◆ WHAT TO WORK ON
Repeat the lines of the items from the line with "data-point-marker (379, 278, 395, 295)" up to and including the line with "legend-label: Moderate (461, 80, 542, 101)", with each line unchanged.

◆ Annotated region listings
+++++
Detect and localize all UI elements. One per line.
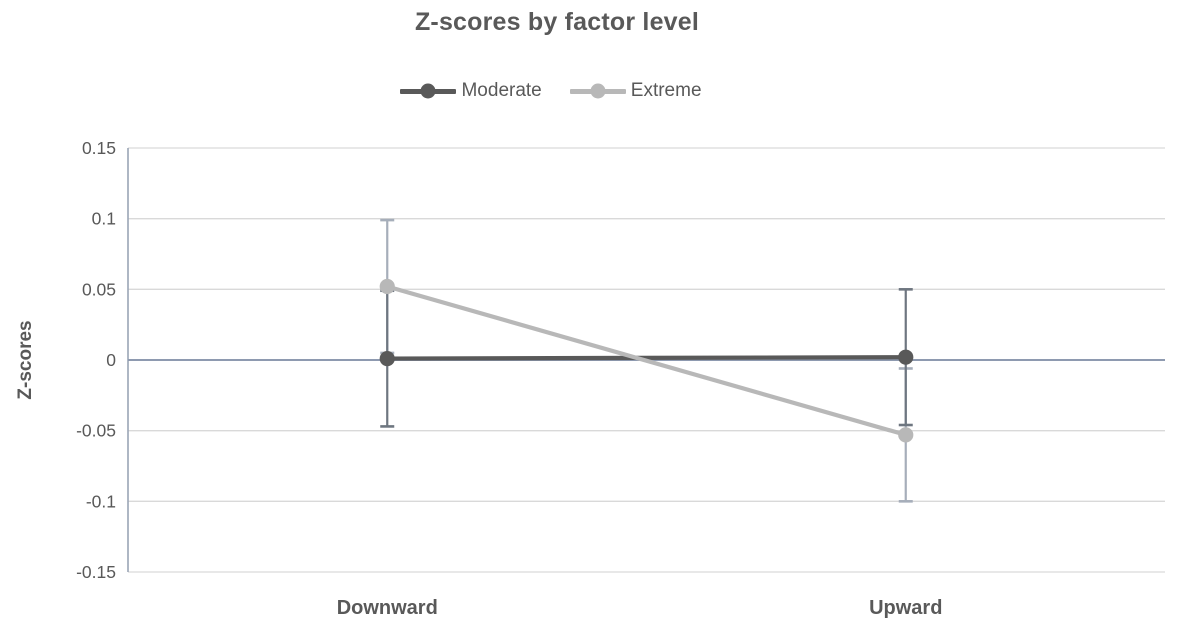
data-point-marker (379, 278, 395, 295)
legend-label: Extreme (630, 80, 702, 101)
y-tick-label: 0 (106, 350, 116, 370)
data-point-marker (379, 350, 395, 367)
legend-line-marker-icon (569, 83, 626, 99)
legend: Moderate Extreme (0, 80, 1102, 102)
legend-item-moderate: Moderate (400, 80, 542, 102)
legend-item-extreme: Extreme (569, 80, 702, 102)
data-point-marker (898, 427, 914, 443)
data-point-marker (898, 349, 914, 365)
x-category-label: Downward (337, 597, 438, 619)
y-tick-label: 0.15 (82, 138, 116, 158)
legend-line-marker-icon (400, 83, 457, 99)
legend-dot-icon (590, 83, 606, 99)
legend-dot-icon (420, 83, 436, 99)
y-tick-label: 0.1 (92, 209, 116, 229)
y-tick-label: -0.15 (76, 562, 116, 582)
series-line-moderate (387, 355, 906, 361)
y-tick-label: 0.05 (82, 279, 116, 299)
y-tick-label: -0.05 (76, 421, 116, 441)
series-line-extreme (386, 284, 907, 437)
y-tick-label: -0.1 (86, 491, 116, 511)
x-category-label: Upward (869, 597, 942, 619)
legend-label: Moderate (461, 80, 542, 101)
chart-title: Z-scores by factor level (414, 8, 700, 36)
+++++
◆ FINISHED TASK
data-point-marker (379, 278, 395, 295)
legend-label: Extreme (630, 80, 702, 101)
y-tick-label: 0 (106, 350, 116, 370)
data-point-marker (379, 350, 395, 367)
legend-line-marker-icon (569, 83, 626, 99)
legend: Moderate Extreme (0, 80, 1102, 102)
legend-item-moderate: Moderate (400, 80, 542, 102)
legend-item-extreme: Extreme (569, 80, 702, 102)
data-point-marker (898, 427, 914, 443)
data-point-marker (898, 349, 914, 365)
x-category-label: Downward (337, 597, 438, 619)
y-tick-label: 0.15 (82, 138, 116, 158)
legend-line-marker-icon (400, 83, 457, 99)
legend-dot-icon (590, 83, 606, 99)
legend-dot-icon (420, 83, 436, 99)
y-tick-label: 0.1 (92, 209, 116, 229)
y-tick-label: -0.15 (76, 562, 116, 582)
series-line-moderate (387, 355, 906, 361)
y-tick-label: 0.05 (82, 279, 116, 299)
y-tick-label: -0.05 (76, 421, 116, 441)
series-line-extreme (386, 284, 907, 437)
y-tick-label: -0.1 (86, 491, 116, 511)
x-category-label: Upward (869, 597, 942, 619)
legend-label: Moderate (461, 80, 542, 101)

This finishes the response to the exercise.